* **INPUT RECORDS**:
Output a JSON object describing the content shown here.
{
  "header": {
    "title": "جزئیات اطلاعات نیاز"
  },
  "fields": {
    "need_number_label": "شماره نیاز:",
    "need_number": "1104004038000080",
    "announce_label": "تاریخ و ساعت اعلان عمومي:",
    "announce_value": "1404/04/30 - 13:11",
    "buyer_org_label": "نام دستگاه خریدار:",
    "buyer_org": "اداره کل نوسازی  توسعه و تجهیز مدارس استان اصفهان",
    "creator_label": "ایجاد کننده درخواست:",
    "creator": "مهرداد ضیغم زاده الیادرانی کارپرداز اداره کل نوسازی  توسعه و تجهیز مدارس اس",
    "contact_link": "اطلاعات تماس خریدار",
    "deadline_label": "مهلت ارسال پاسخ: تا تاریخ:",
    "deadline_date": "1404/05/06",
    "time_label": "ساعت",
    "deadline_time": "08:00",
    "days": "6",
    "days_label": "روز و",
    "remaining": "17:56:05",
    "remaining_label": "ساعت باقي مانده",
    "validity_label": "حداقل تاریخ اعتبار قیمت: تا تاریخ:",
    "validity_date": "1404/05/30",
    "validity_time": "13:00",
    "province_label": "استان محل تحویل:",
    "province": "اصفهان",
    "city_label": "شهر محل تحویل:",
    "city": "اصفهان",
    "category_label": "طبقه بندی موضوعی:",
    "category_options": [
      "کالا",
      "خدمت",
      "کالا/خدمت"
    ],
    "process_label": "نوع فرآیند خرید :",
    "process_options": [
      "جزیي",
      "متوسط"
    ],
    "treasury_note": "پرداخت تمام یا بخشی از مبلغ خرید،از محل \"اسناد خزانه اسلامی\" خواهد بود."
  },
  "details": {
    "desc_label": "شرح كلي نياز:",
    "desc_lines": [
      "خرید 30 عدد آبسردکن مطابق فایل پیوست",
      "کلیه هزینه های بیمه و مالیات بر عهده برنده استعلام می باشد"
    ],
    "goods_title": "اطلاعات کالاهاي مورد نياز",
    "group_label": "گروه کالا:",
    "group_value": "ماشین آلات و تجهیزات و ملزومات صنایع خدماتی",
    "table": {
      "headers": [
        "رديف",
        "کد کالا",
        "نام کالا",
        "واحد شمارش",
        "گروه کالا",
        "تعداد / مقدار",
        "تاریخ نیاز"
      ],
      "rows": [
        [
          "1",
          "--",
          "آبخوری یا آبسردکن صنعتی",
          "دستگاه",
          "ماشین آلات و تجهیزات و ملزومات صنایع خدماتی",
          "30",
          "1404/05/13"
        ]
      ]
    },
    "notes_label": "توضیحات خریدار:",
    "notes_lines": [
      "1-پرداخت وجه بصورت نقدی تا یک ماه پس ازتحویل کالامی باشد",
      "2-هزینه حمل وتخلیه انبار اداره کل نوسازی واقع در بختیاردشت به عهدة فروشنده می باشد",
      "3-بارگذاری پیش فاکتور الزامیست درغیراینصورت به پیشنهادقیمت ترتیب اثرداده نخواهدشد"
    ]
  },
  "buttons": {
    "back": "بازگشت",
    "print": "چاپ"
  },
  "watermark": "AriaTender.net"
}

* **GIVEN TASK**: Restate the whole of the material exactly.

* **RESULT OF THIS TASK**:
Output a JSON object describing the content shown here.
{
  "header": {
    "title": "جزئیات اطلاعات نیاز"
  },
  "fields": {
    "need_number_label": "شماره نیاز:",
    "need_number": "1104004038000080",
    "announce_label": "تاریخ و ساعت اعلان عمومي:",
    "announce_value": "1404/04/30 - 13:11",
    "buyer_org_label": "نام دستگاه خریدار:",
    "buyer_org": "اداره کل نوسازی  توسعه و تجهیز مدارس استان اصفهان",
    "creator_label": "ایجاد کننده درخواست:",
    "creator": "مهرداد ضیغم زاده الیادرانی کارپرداز اداره کل نوسازی  توسعه و تجهیز مدارس اس",
    "contact_link": "اطلاعات تماس خریدار",
    "deadline_label": "مهلت ارسال پاسخ: تا تاریخ:",
    "deadline_date": "1404/05/06",
    "time_label": "ساعت",
    "deadline_time": "08:00",
    "days": "6",
    "days_label": "روز و",
    "remaining": "17:56:05",
    "remaining_label": "ساعت باقي مانده",
    "validity_label": "حداقل تاریخ اعتبار قیمت: تا تاریخ:",
    "validity_date": "1404/05/30",
    "validity_time": "13:00",
    "province_label": "استان محل تحویل:",
    "province": "اصفهان",
    "city_label": "شهر محل تحویل:",
    "city": "اصفهان",
    "category_label": "طبقه بندی موضوعی:",
    "category_options": [
      "کالا",
      "خدمت",
      "کالا/خدمت"
    ],
    "process_label": "نوع فرآیند خرید :",
    "process_options": [
      "جزیي",
      "متوسط"
    ],
    "treasury_note": "پرداخت تمام یا بخشی از مبلغ خرید،از محل \"اسناد خزانه اسلامی\" خواهد بود."
  },
  "details": {
    "desc_label": "شرح كلي نياز:",
    "desc_lines": [
      "خرید 30 عدد آبسردکن مطابق فایل پیوست",
      "کلیه هزینه های بیمه و مالیات بر عهده برنده استعلام می باشد"
    ],
    "goods_title": "اطلاعات کالاهاي مورد نياز",
    "group_label": "گروه کالا:",
    "group_value": "ماشین آلات و تجهیزات و ملزومات صنایع خدماتی",
    "table": {
      "headers": [
        "رديف",
        "کد کالا",
        "نام کالا",
        "واحد شمارش",
        "گروه کالا",
        "تعداد / مقدار",
        "تاریخ نیاز"
      ],
      "rows": [
        [
          "1",
          "--",
          "آبخوری یا آبسردکن صنعتی",
          "دستگاه",
          "ماشین آلات و تجهیزات و ملزومات صنایع خدماتی",
          "30",
          "1404/05/13"
        ]
      ]
    },
    "notes_label": "توضیحات خریدار:",
    "notes_lines": [
      "1-پرداخت وجه بصورت نقدی تا یک ماه پس ازتحویل کالامی باشد",
      "2-هزینه حمل وتخلیه انبار اداره کل نوسازی واقع در بختیاردشت به عهدة فروشنده می باشد",
      "3-بارگذاری پیش فاکتور الزامیست درغیراینصورت به پیشنهادقیمت ترتیب اثرداده نخواهدشد"
    ]
  },
  "buttons": {
    "back": "بازگشت",
    "print": "چاپ"
  },
  "watermark": "AriaTender.net"
}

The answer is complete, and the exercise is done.